(SET EXERCISE):
Every line of the data that contains the string "Daniel" must be copied.

(Data entries)
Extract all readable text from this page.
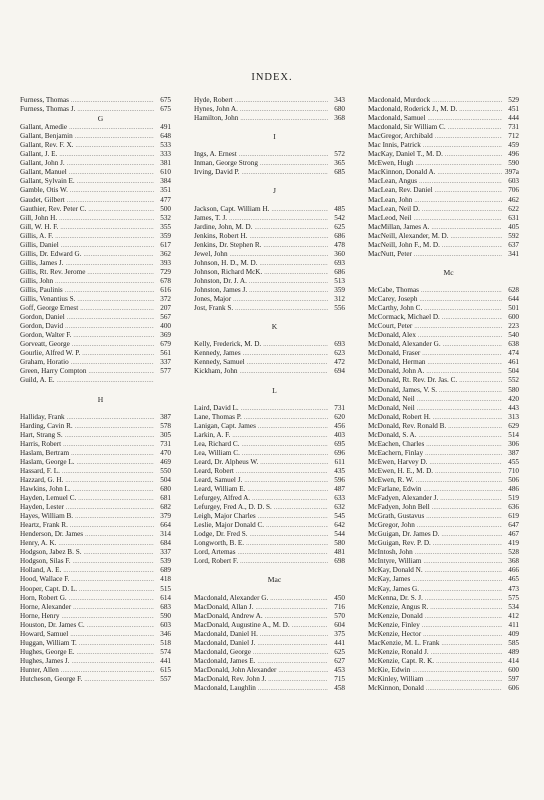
INDEX.
Furness, Thomas .....	675
Furness, Thomas J. .....	675
G
Gallant, Amedie .....	491
Gallant, Benjamin .....	648
Gallant, Rev. F. X. .....	533
Gallant, J. E. .....	333
Gallant, John J. .....	381
Gallant, Manuel .....	610
Gallant, Sylvain E. .....	384
Gamble, Otis W. .....	351
Gaudet, Gilbert .....	477
Gauthier, Rev. Peter C. .....	500
Gill, John H. .....	532
Gill, W. H. F. .....	355
Gillis, A. F. .....	359
Gillis, Daniel .....	617
Gillis, Dr. Edward G. .....	362
Gillis, James J. .....	393
Gillis, Rt. Rev. Jerome .....	729
Gillis, John .....	678
Gillis, Paulinis .....	616
Gillis, Venantius S. .....	372
Goff, George Ernest .....	207
Gordon, Daniel .....	567
Gordon, David .....	400
Gordon, Walter F. .....	369
Gorveatt, George .....	679
Gourlie, Alfred W. P. .....	561
Graham, Horatio .....	337
Green, Harry Compton .....	577
Guild, A. E.
.....
H
Halliday, Frank .....	387
Harding, Cavin R. .....	578
Hart, Strang S. .....	305
Harris, Robert .....	731
Haslam, Bertram .....	470
Haslam, George L. .....	469
Hassard, F. L. .....	550
Hazzard, G. H. .....	504
Hawkins, John L. .....	680
Hayden, Lemuel C. .....	681
Hayden, Lester .....	682
Hayes, William B. .....	379
Heartz, Frank R. .....	664
Henderson, Dr. James .....	314
Henry, A. K. .....	684
Hodgson, Jabez B. S. .....	337
Hodgson, Silas F. .....	539
Holland, A. E. .....	689
Hood, Wallace F. .....	418
Hooper, Capt. D. L. .....	515
Horn, Robert G. .....	614
Horne, Alexander .....	683
Horne, Henry .....	590
Houston, Dr. James C. .....	603
Howard, Samuel .....	346
Huggan, William T. .....	518
Hughes, George E. .....	574
Hughes, James J. .....	441
Hunter, Allen .....	615
Hutcheson, George F. .....	557
Hyde, Robert .....	343
Hynes, John A. .....	680
Hamilton, John .....	368
I
Ings, A. Ernest .....	572
Inman, George Strong .....	365
Irving, David P. .....	685
J
Jackson, Capt. William H. .....	485
James, T. J. .....	542
Jardine, John, M. D. .....	625
Jenkins, Robert H. .....	686
Jenkins, Dr. Stephen R. .....	478
Jewel, John .....	360
Johnson, H. D., M. D. .....	693
Johnson, Richard McK. .....	686
Johnston, Dr. J. A. .....	513
Johnston, James J. .....	359
Jones, Major .....	312
Jost, Frank S. .....	556
K
Kelly, Frederick, M. D. .....	693
Kennedy, James .....	623
Kennedy, Samuel .....	472
Kickham, John .....	694
L
Laird, David L. .....	731
Lane, Thomas P. .....	620
Lanigan, Capt. James .....	456
Larkin, A. F. .....	403
Lea, Richard C. .....	695
Lea, William C. .....	696
Leard, Dr. Alpheus W. .....	611
Leard, Robert .....	435
Leard, Samuel J. .....	596
Leard, William E. .....	487
Lefurgey, Alfred A. .....	633
Lefurgey, Fred A., D. D. S. .....	632
Leigh, Major Charles .....	545
Leslie, Major Donald C. .....	642
Lodge, Dr. Fred S. .....	544
Longworth, B. E. .....	580
Lord, Artemas .....	481
Lord, Robert F. .....	698
Mac
Macdonald, Alexander G. .....	450
MacDonald, Allan J. .....	716
MacDonald, Andrew A. .....	570
MacDonald, Augustine A., M. D. .....	604
Macdonald, Daniel H. .....	375
Macdonald, Daniel J. .....	441
Macdonald, George .....	625
Macdonald, James E. .....	627
MacDonald, John Alexander .....	453
MacDonald, Rev. John J. .....	715
Macdonald, Laughlin .....	458
Macdonald, Murdock .....	529
Macdonald, Roderick J., M. D. .....	451
Macdonald, Samuel .....	444
Macdonald, Sir William C. .....	731
MacGregor, Archibald .....	712
Mac Innis, Patrick .....	459
MacKay, Daniel T., M. D. .....	496
McEwen, Hugh .....	590
MacKinnon, Donald A. .....	397a
MacLean, Angus .....	603
MacLean, Rev. Daniel .....	706
MacLean, John .....	462
MacLean, Neil D. .....	622
MacLeod, Neil .....	631
MacMillan, James A. .....	405
MacNeill, Alexander, M. D. .....	592
MacNeill, John F., M. D. .....	637
MacNutt, Peter .....	341
Mc
McCabe, Thomas .....	628
McCarey, Joseph .....	644
McCarthy, John C. .....	501
McCormack, Michael D. .....	600
McCourt, Peter .....	223
McDonald, Alex .....	540
McDonald, Alexander G. .....	638
McDonald, Fraser .....	474
McDonald, Herman .....	461
McDonald, John A. .....	504
McDonald, Rt. Rev. Dr. Jas. C. .....	552
McDonald, James, V. S. .....	580
McDonald, Neil .....	420
McDonald, Neil .....	443
McDonald, Robert H. .....	313
McDonald, Rev. Ronald B. .....	629
McDonald, S. A. .....	514
McEachen, Charles .....	306
McEachern, Finlay .....	387
McEwen, Harvey D. .....	455
McEwen, H. E., M. D. .....	710
McEwen, R. W. .....	506
McFarlane, Edwin .....	486
McFadyen, Alexander J. .....	519
McFadyen, John Bell .....	636
McGrath, Gustavus .....	619
McGregor, John .....	647
McGuigan, Dr. James D. .....	467
McGuigan, Rev. P. D. .....	419
McIntosh, John .....	528
McIntyre, William .....	368
McKay, Donald N. .....	466
McKay, James .....	465
McKay, James G. .....	473
McKenna, Dr. S. J. .....	575
McKenzie, Angus R. .....	534
McKenzie, Donald .....	412
McKenzie, Finley .....	411
McKenzie, Hector .....	409
MacKenzie, M. L. Frank .....	585
McKenzie, Ronald J. .....	489
McKenzie, Capt. R. K. .....	414
McKie, Edwin .....	600
McKinley, William .....	597
McKinnon, Donald .....	606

(ANSWER TO THE TASK):
Gillis, Daniel .....	617
Gordon, Daniel .....	567
Macdonald, Daniel H. .....	375
Macdonald, Daniel J. .....	441
MacKay, Daniel T., M. D. .....	496
MacLean, Rev. Daniel .....	706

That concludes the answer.